* _Goal_
Of the lines in the listing, how many include the string "completed"? Write the number and nothing else.
--- Begin ---
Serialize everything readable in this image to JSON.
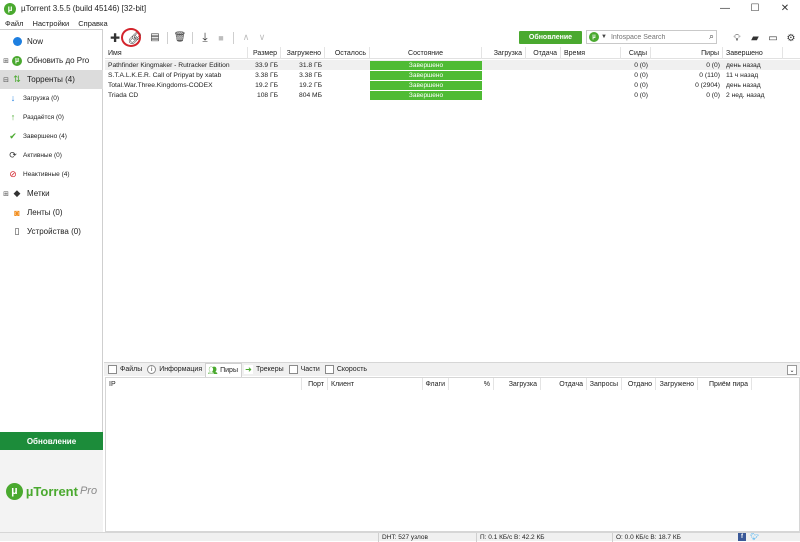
{
  "window": {
    "title": "µTorrent 3.5.5  (build 45146) [32-bit]",
    "minimize_glyph": "—",
    "maximize_glyph": "☐",
    "close_glyph": "✕"
  },
  "menu": [
    "Файл",
    "Настройки",
    "Справка"
  ],
  "sidebar": {
    "items": [
      {
        "label": "Now",
        "icon": "now-icon"
      },
      {
        "label": "Обновить до Pro",
        "icon": "utorrent-pro-icon"
      },
      {
        "label": "Торренты (4)",
        "icon": "torrents-icon"
      },
      {
        "label": "Загрузка (0)",
        "icon": "download-arrow-icon"
      },
      {
        "label": "Раздаётся (0)",
        "icon": "upload-arrow-icon"
      },
      {
        "label": "Завершено (4)",
        "icon": "checkmark-icon"
      },
      {
        "label": "Активные (0)",
        "icon": "active-refresh-icon"
      },
      {
        "label": "Неактивные (4)",
        "icon": "inactive-icon"
      },
      {
        "label": "Метки",
        "icon": "label-tag-icon"
      },
      {
        "label": "Ленты (0)",
        "icon": "rss-feed-icon"
      },
      {
        "label": "Устройства (0)",
        "icon": "device-icon"
      }
    ],
    "upgrade_label": "Обновление",
    "promo_brand": "µTorrent",
    "promo_pro": "Pro"
  },
  "toolbar": {
    "update_label": "Обновление",
    "search_placeholder": "Infospace Search"
  },
  "torrent_table": {
    "columns": [
      "Имя",
      "Размер",
      "Загружено",
      "Осталось",
      "Состояние",
      "Загрузка",
      "Отдача",
      "Время",
      "Сиды",
      "Пиры",
      "Завершено"
    ],
    "rows": [
      {
        "name": "Pathfinder Kingmaker - Rutracker Edition",
        "size": "33.9 ГБ",
        "downloaded": "31.8 ГБ",
        "remaining": "",
        "status": "Завершено",
        "seeds": "0 (0)",
        "peers": "0 (0)",
        "completed": "день назад"
      },
      {
        "name": "S.T.A.L.K.E.R. Call of Pripyat by xatab",
        "size": "3.38 ГБ",
        "downloaded": "3.38 ГБ",
        "remaining": "",
        "status": "Завершено",
        "seeds": "0 (0)",
        "peers": "0 (110)",
        "completed": "11 ч назад"
      },
      {
        "name": "Total.War.Three.Kingdoms-CODEX",
        "size": "19.2 ГБ",
        "downloaded": "19.2 ГБ",
        "remaining": "",
        "status": "Завершено",
        "seeds": "0 (0)",
        "peers": "0 (2904)",
        "completed": "день назад"
      },
      {
        "name": "Triada CD",
        "size": "108 ГБ",
        "downloaded": "804 МБ",
        "remaining": "",
        "status": "Завершено",
        "seeds": "0 (0)",
        "peers": "0 (0)",
        "completed": "2 нед. назад"
      }
    ]
  },
  "detail_tabs": [
    "Файлы",
    "Информация",
    "Пиры",
    "Трекеры",
    "Части",
    "Скорость"
  ],
  "peers_table": {
    "columns": [
      "IP",
      "Порт",
      "Клиент",
      "Флаги",
      "%",
      "Загрузка",
      "Отдача",
      "Запросы",
      "Отдано",
      "Загружено",
      "Приём пира"
    ]
  },
  "statusbar": {
    "dht": "DHT: 527 узлов",
    "download": "П: 0.1 КБ/с В: 42.2 КБ",
    "upload": "О: 0.0 КБ/с В: 18.7 КБ"
  },
  "colors": {
    "brand_green": "#4aa92f",
    "status_green": "#4fbb34",
    "sidebar_upgrade": "#1c8c3a",
    "highlight_circle": "#d3242c"
  }
}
--- End ---
* _Solution for this exercise_
4